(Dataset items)
= = =

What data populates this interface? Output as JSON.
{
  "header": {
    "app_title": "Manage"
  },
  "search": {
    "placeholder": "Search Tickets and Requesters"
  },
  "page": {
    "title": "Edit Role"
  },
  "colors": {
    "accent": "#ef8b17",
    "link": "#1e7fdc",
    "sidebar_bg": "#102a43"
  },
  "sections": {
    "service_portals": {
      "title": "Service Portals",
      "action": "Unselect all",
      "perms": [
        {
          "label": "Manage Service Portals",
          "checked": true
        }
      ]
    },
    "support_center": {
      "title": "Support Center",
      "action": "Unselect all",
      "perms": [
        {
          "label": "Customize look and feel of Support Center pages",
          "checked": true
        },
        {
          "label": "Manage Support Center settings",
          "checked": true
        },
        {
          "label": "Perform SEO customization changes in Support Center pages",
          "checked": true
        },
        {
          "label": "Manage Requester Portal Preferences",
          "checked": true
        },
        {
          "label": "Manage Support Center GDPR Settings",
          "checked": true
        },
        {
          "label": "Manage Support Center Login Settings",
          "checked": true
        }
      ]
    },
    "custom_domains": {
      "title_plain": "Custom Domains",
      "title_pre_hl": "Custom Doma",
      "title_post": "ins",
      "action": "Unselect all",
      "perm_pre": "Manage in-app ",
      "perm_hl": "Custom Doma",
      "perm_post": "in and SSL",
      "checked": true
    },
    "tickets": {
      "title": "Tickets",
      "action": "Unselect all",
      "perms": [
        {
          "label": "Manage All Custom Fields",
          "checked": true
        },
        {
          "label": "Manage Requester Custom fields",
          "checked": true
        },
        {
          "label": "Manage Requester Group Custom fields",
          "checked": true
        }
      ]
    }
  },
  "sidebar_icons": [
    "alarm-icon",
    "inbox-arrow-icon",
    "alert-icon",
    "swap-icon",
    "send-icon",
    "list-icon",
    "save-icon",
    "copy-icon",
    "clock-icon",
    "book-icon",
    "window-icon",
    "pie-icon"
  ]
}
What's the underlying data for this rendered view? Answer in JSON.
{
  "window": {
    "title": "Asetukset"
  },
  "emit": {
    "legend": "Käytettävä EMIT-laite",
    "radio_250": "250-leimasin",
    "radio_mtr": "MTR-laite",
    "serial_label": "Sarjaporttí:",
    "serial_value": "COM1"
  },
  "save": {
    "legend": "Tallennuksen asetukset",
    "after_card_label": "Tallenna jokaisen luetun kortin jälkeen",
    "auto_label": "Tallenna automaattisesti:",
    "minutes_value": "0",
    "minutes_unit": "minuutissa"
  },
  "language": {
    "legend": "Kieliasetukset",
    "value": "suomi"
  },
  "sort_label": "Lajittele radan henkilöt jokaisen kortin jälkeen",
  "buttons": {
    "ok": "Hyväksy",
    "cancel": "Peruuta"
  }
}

= = =

**Short problem**
Print the complete listing again, exactly as it stands.

**Exercise answer**
What data populates this interface? Output as JSON.
{
  "header": {
    "app_title": "Manage"
  },
  "search": {
    "placeholder": "Search Tickets and Requesters"
  },
  "page": {
    "title": "Edit Role"
  },
  "colors": {
    "accent": "#ef8b17",
    "link": "#1e7fdc",
    "sidebar_bg": "#102a43"
  },
  "sections": {
    "service_portals": {
      "title": "Service Portals",
      "action": "Unselect all",
      "perms": [
        {
          "label": "Manage Service Portals",
          "checked": true
        }
      ]
    },
    "support_center": {
      "title": "Support Center",
      "action": "Unselect all",
      "perms": [
        {
          "label": "Customize look and feel of Support Center pages",
          "checked": true
        },
        {
          "label": "Manage Support Center settings",
          "checked": true
        },
        {
          "label": "Perform SEO customization changes in Support Center pages",
          "checked": true
        },
        {
          "label": "Manage Requester Portal Preferences",
          "checked": true
        },
        {
          "label": "Manage Support Center GDPR Settings",
          "checked": true
        },
        {
          "label": "Manage Support Center Login Settings",
          "checked": true
        }
      ]
    },
    "custom_domains": {
      "title_plain": "Custom Domains",
      "title_pre_hl": "Custom Doma",
      "title_post": "ins",
      "action": "Unselect all",
      "perm_pre": "Manage in-app ",
      "perm_hl": "Custom Doma",
      "perm_post": "in and SSL",
      "checked": true
    },
    "tickets": {
      "title": "Tickets",
      "action": "Unselect all",
      "perms": [
        {
          "label": "Manage All Custom Fields",
          "checked": true
        },
        {
          "label": "Manage Requester Custom fields",
          "checked": true
        },
        {
          "label": "Manage Requester Group Custom fields",
          "checked": true
        }
      ]
    }
  },
  "sidebar_icons": [
    "alarm-icon",
    "inbox-arrow-icon",
    "alert-icon",
    "swap-icon",
    "send-icon",
    "list-icon",
    "save-icon",
    "copy-icon",
    "clock-icon",
    "book-icon",
    "window-icon",
    "pie-icon"
  ]
}
What's the underlying data for this rendered view? Answer in JSON.
{
  "window": {
    "title": "Asetukset"
  },
  "emit": {
    "legend": "Käytettävä EMIT-laite",
    "radio_250": "250-leimasin",
    "radio_mtr": "MTR-laite",
    "serial_label": "Sarjaporttí:",
    "serial_value": "COM1"
  },
  "save": {
    "legend": "Tallennuksen asetukset",
    "after_card_label": "Tallenna jokaisen luetun kortin jälkeen",
    "auto_label": "Tallenna automaattisesti:",
    "minutes_value": "0",
    "minutes_unit": "minuutissa"
  },
  "language": {
    "legend": "Kieliasetukset",
    "value": "suomi"
  },
  "sort_label": "Lajittele radan henkilöt jokaisen kortin jälkeen",
  "buttons": {
    "ok": "Hyväksy",
    "cancel": "Peruuta"
  }
}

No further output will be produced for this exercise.